DATA TO PROCESS:
******

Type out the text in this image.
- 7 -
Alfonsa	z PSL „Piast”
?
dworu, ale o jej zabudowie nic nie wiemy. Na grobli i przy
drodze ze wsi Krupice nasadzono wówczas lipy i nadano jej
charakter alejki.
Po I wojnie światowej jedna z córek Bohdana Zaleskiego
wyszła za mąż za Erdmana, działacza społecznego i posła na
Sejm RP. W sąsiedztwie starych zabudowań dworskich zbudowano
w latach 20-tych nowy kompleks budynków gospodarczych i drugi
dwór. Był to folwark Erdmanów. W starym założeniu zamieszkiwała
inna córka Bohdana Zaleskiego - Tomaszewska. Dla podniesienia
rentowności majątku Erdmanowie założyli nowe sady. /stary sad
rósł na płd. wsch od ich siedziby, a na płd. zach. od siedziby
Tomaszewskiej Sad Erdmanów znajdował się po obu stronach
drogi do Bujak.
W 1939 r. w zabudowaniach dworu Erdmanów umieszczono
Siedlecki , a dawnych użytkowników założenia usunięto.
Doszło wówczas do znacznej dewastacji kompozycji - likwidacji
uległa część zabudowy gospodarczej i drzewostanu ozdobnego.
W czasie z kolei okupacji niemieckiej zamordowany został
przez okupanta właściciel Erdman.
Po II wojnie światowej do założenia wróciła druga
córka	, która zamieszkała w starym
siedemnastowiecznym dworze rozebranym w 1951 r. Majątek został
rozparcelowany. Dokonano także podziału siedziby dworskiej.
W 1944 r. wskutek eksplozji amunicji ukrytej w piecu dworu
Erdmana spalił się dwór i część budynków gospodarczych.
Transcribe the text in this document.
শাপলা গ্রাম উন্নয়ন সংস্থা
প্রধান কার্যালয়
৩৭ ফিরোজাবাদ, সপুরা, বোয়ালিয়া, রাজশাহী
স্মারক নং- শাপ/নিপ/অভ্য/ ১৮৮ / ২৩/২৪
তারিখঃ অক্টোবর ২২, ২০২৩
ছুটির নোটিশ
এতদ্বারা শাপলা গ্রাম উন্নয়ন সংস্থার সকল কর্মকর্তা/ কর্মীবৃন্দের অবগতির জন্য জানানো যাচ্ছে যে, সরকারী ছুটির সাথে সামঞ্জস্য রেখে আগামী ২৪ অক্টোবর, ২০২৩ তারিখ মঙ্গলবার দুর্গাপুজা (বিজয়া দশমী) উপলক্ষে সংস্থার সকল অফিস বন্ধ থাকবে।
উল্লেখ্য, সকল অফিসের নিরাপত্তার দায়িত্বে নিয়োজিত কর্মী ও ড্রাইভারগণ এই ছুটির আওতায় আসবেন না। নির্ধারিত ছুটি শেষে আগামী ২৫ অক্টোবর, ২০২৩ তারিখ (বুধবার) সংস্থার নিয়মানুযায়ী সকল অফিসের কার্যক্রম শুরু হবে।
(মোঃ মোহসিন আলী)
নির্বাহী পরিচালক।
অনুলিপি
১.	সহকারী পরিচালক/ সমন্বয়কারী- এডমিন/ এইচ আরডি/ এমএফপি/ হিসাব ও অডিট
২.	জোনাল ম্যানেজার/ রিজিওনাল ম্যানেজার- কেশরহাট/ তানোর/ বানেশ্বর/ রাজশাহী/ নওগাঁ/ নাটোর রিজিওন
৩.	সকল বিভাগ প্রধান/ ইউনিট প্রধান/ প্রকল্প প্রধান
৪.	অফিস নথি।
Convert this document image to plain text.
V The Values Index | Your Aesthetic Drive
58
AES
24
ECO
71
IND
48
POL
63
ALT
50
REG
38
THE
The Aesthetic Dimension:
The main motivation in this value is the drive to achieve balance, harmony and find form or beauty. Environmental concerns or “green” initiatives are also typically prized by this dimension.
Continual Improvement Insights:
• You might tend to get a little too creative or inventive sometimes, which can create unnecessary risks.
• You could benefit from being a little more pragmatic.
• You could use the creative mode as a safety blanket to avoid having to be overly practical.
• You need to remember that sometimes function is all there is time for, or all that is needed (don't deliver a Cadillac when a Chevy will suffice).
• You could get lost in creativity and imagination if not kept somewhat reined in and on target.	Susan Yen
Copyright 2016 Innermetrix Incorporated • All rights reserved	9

******

REQUIREMENTS: In the entries above, identify each line that includes the string "córka", then copy it.

EXERCISE SOLUTION:
inna córka Bohdana Zaleskiego - Tomaszewska. Dla podniesienia
córka	, która zamieszkała w starym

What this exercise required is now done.